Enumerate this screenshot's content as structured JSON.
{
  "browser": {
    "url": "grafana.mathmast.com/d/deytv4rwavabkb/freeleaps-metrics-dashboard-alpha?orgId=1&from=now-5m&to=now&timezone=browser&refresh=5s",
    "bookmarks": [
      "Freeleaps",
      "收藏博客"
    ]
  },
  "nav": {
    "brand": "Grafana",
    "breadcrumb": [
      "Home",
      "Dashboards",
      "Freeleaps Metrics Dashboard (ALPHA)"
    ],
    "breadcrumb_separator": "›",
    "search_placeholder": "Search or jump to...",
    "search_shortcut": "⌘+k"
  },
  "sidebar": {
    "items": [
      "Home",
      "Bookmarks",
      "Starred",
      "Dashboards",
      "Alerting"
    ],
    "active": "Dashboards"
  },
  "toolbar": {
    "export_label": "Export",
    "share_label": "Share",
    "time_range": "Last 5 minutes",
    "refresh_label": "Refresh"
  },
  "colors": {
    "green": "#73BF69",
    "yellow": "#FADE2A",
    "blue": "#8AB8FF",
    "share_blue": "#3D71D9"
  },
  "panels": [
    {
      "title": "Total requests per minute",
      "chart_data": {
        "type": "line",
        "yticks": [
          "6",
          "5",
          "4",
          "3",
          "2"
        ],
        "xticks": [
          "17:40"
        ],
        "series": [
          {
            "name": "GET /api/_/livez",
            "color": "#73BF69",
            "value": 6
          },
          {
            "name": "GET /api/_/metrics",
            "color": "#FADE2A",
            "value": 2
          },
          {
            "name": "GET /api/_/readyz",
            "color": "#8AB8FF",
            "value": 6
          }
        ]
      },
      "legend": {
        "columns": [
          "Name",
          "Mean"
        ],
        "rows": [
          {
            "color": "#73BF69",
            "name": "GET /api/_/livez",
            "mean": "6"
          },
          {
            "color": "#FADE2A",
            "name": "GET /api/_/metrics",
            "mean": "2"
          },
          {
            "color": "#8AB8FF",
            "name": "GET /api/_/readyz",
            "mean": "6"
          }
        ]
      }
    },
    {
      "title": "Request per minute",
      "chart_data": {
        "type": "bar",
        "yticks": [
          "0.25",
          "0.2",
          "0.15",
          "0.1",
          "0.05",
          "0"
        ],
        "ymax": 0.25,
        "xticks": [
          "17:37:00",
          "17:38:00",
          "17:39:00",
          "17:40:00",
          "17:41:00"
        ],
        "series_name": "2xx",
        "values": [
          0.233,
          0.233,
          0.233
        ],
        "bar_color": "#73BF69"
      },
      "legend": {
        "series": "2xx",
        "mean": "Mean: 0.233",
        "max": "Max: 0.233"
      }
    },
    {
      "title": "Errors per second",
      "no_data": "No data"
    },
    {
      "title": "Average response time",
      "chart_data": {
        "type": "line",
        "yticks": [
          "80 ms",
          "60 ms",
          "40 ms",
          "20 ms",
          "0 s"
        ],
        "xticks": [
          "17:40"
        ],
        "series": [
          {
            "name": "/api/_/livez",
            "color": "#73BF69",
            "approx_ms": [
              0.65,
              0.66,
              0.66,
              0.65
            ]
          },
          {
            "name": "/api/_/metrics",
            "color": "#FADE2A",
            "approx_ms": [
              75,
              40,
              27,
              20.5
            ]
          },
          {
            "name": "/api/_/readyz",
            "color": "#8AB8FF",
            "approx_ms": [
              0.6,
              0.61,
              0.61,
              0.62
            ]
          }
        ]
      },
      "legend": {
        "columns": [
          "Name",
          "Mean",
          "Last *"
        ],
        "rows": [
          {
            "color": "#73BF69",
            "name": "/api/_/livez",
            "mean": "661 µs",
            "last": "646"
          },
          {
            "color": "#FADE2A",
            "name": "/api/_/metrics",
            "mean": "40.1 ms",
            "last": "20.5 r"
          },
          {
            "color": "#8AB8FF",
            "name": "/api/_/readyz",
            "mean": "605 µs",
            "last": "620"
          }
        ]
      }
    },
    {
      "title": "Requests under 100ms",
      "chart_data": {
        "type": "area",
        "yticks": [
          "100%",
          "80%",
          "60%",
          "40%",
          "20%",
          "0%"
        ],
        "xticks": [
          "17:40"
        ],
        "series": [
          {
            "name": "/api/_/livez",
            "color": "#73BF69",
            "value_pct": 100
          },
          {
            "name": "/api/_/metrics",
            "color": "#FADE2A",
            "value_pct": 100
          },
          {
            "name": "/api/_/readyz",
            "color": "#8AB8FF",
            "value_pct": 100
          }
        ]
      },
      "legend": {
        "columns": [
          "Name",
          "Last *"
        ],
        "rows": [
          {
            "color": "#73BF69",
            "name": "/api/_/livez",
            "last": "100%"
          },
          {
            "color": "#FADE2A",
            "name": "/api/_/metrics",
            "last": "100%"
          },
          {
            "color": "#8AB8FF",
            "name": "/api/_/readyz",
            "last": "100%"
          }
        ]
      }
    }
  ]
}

..............................

__Given instruction__: Look for "title" and pull out every line that has it.

__Problem solution__:
      "title": "Total requests per minute",
      "title": "Request per minute",
      "title": "Errors per second",
      "title": "Average response time",
      "title": "Requests under 100ms",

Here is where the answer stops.